RECORD EXTRACTS ::
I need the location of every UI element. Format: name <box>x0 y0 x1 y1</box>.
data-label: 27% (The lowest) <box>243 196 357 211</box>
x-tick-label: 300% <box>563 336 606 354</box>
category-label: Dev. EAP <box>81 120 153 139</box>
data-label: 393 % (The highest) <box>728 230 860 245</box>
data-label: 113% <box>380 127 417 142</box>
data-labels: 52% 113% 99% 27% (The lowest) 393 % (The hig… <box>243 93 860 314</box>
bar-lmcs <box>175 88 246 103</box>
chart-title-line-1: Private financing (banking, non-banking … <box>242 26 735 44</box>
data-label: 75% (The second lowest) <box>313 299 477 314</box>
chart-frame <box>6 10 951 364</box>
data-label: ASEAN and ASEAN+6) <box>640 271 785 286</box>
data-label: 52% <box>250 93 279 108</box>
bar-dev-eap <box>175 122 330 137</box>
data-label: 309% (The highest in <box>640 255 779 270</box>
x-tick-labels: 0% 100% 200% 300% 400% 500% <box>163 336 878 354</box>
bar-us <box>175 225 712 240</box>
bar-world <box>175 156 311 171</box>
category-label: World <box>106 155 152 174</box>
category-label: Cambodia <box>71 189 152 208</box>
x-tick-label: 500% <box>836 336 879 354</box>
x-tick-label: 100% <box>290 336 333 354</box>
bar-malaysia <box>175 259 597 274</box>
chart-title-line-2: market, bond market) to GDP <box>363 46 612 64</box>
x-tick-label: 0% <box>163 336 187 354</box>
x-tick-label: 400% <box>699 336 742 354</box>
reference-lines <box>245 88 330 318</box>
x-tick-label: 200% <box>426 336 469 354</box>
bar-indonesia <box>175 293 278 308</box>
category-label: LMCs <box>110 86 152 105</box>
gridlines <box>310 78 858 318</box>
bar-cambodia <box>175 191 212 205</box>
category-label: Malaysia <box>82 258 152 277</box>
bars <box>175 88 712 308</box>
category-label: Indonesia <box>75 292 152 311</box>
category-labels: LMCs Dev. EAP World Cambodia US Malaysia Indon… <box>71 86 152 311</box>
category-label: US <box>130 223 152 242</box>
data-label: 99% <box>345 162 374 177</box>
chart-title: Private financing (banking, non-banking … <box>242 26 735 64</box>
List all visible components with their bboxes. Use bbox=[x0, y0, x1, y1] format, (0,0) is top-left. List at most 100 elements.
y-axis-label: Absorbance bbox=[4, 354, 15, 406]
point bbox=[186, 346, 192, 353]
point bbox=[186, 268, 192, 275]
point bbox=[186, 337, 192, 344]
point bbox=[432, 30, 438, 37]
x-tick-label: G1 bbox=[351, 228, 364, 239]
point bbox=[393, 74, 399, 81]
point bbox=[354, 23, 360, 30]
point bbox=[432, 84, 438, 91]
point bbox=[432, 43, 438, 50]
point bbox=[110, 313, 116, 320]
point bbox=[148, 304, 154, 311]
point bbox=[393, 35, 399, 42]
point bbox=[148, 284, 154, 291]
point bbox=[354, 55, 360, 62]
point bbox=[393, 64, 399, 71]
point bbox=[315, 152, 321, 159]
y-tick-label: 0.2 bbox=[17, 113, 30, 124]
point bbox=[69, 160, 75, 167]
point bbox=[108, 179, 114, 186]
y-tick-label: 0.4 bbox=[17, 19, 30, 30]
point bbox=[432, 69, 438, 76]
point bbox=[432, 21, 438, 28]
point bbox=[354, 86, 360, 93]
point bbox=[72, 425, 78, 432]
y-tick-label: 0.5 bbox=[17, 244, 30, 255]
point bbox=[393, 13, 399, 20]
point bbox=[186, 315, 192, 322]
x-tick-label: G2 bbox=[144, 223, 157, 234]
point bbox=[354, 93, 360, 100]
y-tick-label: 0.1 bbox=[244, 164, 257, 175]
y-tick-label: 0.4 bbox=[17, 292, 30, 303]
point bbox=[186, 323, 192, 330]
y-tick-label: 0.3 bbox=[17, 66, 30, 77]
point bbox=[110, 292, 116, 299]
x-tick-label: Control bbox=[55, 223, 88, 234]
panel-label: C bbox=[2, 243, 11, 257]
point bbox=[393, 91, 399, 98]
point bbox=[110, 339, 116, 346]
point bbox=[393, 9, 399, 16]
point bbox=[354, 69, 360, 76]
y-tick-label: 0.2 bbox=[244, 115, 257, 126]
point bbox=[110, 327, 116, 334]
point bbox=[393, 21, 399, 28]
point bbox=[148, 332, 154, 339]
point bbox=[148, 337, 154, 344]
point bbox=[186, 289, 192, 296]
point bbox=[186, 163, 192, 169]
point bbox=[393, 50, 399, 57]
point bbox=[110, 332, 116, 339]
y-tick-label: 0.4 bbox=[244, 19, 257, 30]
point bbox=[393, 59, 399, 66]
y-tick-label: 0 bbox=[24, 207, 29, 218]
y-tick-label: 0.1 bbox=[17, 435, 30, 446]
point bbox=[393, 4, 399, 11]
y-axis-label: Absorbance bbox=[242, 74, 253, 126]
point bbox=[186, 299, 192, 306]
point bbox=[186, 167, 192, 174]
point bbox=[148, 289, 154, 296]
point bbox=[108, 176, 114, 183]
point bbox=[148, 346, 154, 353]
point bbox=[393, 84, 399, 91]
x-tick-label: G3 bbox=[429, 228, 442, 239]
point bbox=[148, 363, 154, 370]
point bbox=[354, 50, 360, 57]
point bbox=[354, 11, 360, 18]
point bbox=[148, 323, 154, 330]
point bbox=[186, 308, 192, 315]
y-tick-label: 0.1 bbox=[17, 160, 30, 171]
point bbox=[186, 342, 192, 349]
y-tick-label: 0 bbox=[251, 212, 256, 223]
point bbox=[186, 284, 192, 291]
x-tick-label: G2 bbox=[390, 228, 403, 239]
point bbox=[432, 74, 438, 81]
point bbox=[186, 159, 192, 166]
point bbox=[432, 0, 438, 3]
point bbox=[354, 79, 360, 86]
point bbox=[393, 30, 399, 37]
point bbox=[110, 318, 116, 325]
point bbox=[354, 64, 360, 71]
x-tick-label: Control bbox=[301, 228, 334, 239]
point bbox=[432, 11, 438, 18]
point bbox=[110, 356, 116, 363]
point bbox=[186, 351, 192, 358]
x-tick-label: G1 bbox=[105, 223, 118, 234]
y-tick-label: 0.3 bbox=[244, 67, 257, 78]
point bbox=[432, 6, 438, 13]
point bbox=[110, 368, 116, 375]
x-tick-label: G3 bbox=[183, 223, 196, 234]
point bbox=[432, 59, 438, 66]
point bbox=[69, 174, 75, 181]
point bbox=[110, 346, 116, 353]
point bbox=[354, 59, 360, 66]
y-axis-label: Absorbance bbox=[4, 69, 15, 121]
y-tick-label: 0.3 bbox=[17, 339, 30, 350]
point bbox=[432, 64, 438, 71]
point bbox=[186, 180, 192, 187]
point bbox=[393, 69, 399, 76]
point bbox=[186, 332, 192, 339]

PROBLEM TO WORK ON ::
Render every line of the listing above as a JSON list of strings, one string per line, leaving out blank lines.

EXPECTED ANSWER ::
[
  "I need the location of every UI element. Format: name <box>x0 y0 x1 y1</box>.",
  "data-label: 27% (The lowest) <box>243 196 357 211</box>",
  "x-tick-label: 300% <box>563 336 606 354</box>",
  "category-label: Dev. EAP <box>81 120 153 139</box>",
  "data-label: 393 % (The highest) <box>728 230 860 245</box>",
  "data-label: 113% <box>380 127 417 142</box>",
  "data-labels: 52% 113% 99% 27% (The lowest) 393 % (The hig… <box>243 93 860 314</box>",
  "bar-lmcs <box>175 88 246 103</box>",
  "chart-title-line-1: Private financing (banking, non-banking … <box>242 26 735 44</box>",
  "data-label: 75% (The second lowest) <box>313 299 477 314</box>",
  "chart-frame <box>6 10 951 364</box>",
  "data-label: ASEAN and ASEAN+6) <box>640 271 785 286</box>",
  "data-label: 52% <box>250 93 279 108</box>",
  "bar-dev-eap <box>175 122 330 137</box>",
  "data-label: 309% (The highest in <box>640 255 779 270</box>",
  "x-tick-labels: 0% 100% 200% 300% 400% 500% <box>163 336 878 354</box>",
  "bar-us <box>175 225 712 240</box>",
  "bar-world <box>175 156 311 171</box>",
  "category-label: World <box>106 155 152 174</box>",
  "category-label: Cambodia <box>71 189 152 208</box>",
  "x-tick-label: 500% <box>836 336 879 354</box>",
  "x-tick-label: 100% <box>290 336 333 354</box>",
  "bar-malaysia <box>175 259 597 274</box>",
  "chart-title-line-2: market, bond market) to GDP <box>363 46 612 64</box>",
  "x-tick-label: 0% <box>163 336 187 354</box>",
  "x-tick-label: 400% <box>699 336 742 354</box>",
  "reference-lines <box>245 88 330 318</box>",
  "x-tick-label: 200% <box>426 336 469 354</box>",
  "bar-indonesia <box>175 293 278 308</box>",
  "category-label: LMCs <box>110 86 152 105</box>",
  "gridlines <box>310 78 858 318</box>",
  "bar-cambodia <box>175 191 212 205</box>",
  "category-label: Malaysia <box>82 258 152 277</box>",
  "bars <box>175 88 712 308</box>",
  "category-label: Indonesia <box>75 292 152 311</box>",
  "category-labels: LMCs Dev. EAP World Cambodia US Malaysia Indon… <box>71 86 152 311</box>",
  "category-label: US <box>130 223 152 242</box>",
  "data-label: 99% <box>345 162 374 177</box>",
  "chart-title: Private financing (banking, non-banking … <box>242 26 735 64</box>",
  "List all visible components with their bboxes. Use bbox=[x0, y0, x1, y1] format, (0,0) is top-left. List at most 100 elements.",
  "y-axis-label: Absorbance bbox=[4, 354, 15, 406]",
  "point bbox=[186, 346, 192, 353]",
  "point bbox=[186, 268, 192, 275]",
  "point bbox=[186, 337, 192, 344]",
  "point bbox=[432, 30, 438, 37]",
  "x-tick-label: G1 bbox=[351, 228, 364, 239]",
  "point bbox=[393, 74, 399, 81]",
  "point bbox=[354, 23, 360, 30]",
  "point bbox=[432, 84, 438, 91]",
  "point bbox=[432, 43, 438, 50]",
  "point bbox=[110, 313, 116, 320]",
  "point bbox=[148, 304, 154, 311]",
  "point bbox=[393, 35, 399, 42]",
  "point bbox=[148, 284, 154, 291]",
  "point bbox=[354, 55, 360, 62]",
  "point bbox=[393, 64, 399, 71]",
  "point bbox=[315, 152, 321, 159]",
  "y-tick-label: 0.2 bbox=[17, 113, 30, 124]",
  "point bbox=[69, 160, 75, 167]",
  "point bbox=[108, 179, 114, 186]",
  "y-tick-label: 0.4 bbox=[17, 19, 30, 30]",
  "point bbox=[432, 69, 438, 76]",
  "point bbox=[432, 21, 438, 28]",
  "point bbox=[354, 86, 360, 93]",
  "point bbox=[72, 425, 78, 432]",
  "y-tick-label: 0.5 bbox=[17, 244, 30, 255]",
  "point bbox=[393, 13, 399, 20]",
  "point bbox=[186, 315, 192, 322]",
  "x-tick-label: G2 bbox=[144, 223, 157, 234]",
  "point bbox=[354, 93, 360, 100]",
  "y-tick-label: 0.1 bbox=[244, 164, 257, 175]",
  "y-tick-label: 0.4 bbox=[17, 292, 30, 303]",
  "point bbox=[186, 323, 192, 330]",
  "y-tick-label: 0.3 bbox=[17, 66, 30, 77]",
  "point bbox=[110, 292, 116, 299]",
  "x-tick-label: Control bbox=[55, 223, 88, 234]",
  "panel-label: C bbox=[2, 243, 11, 257]",
  "point bbox=[393, 91, 399, 98]",
  "point bbox=[110, 339, 116, 346]",
  "point bbox=[393, 9, 399, 16]",
  "point bbox=[354, 69, 360, 76]",
  "y-tick-label: 0.2 bbox=[244, 115, 257, 126]",
  "point bbox=[110, 327, 116, 334]",
  "point bbox=[393, 21, 399, 28]",
  "point bbox=[148, 332, 154, 339]",
  "point bbox=[148, 337, 154, 344]",
  "point bbox=[186, 289, 192, 296]",
  "point bbox=[186, 163, 192, 169]",
  "point bbox=[393, 50, 399, 57]",
  "point bbox=[110, 332, 116, 339]",
  "y-tick-label: 0.4 bbox=[244, 19, 257, 30]",
  "point bbox=[393, 59, 399, 66]",
  "y-tick-label: 0 bbox=[24, 207, 29, 218]",
  "y-tick-label: 0.1 bbox=[17, 435, 30, 446]",
  "point bbox=[393, 4, 399, 11]",
  "y-axis-label: Absorbance bbox=[242, 74, 253, 126]",
  "point bbox=[186, 299, 192, 306]",
  "point bbox=[186, 167, 192, 174]",
  "point bbox=[148, 289, 154, 296]",
  "point bbox=[108, 176, 114, 183]",
  "point bbox=[148, 346, 154, 353]",
  "point bbox=[393, 84, 399, 91]",
  "x-tick-label: G3 bbox=[429, 228, 442, 239]",
  "point bbox=[148, 363, 154, 370]",
  "point bbox=[354, 50, 360, 57]",
  "point bbox=[354, 11, 360, 18]",
  "point bbox=[148, 323, 154, 330]",
  "point bbox=[186, 308, 192, 315]",
  "y-tick-label: 0.1 bbox=[17, 160, 30, 171]",
  "point bbox=[186, 342, 192, 349]",
  "y-tick-label: 0 bbox=[251, 212, 256, 223]",
  "point bbox=[186, 284, 192, 291]",
  "x-tick-label: G2 bbox=[390, 228, 403, 239]",
  "point bbox=[432, 74, 438, 81]",
  "point bbox=[186, 159, 192, 166]",
  "point bbox=[432, 0, 438, 3]",
  "point bbox=[354, 79, 360, 86]",
  "point bbox=[393, 30, 399, 37]",
  "point bbox=[110, 318, 116, 325]",
  "point bbox=[354, 64, 360, 71]",
  "x-tick-label: Control bbox=[301, 228, 334, 239]",
  "point bbox=[432, 11, 438, 18]",
  "point bbox=[110, 356, 116, 363]",
  "point bbox=[186, 351, 192, 358]",
  "x-tick-label: G1 bbox=[105, 223, 118, 234]",
  "y-tick-label: 0.3 bbox=[244, 67, 257, 78]",
  "point bbox=[432, 6, 438, 13]",
  "point bbox=[110, 368, 116, 375]",
  "x-tick-label: G3 bbox=[183, 223, 196, 234]",
  "point bbox=[432, 59, 438, 66]",
  "point bbox=[69, 174, 75, 181]",
  "point bbox=[110, 346, 116, 353]",
  "point bbox=[354, 59, 360, 66]",
  "y-axis-label: Absorbance bbox=[4, 69, 15, 121]",
  "y-tick-label: 0.3 bbox=[17, 339, 30, 350]",
  "point bbox=[432, 64, 438, 71]",
  "point bbox=[186, 180, 192, 187]",
  "point bbox=[393, 69, 399, 76]",
  "point bbox=[186, 332, 192, 339]"
]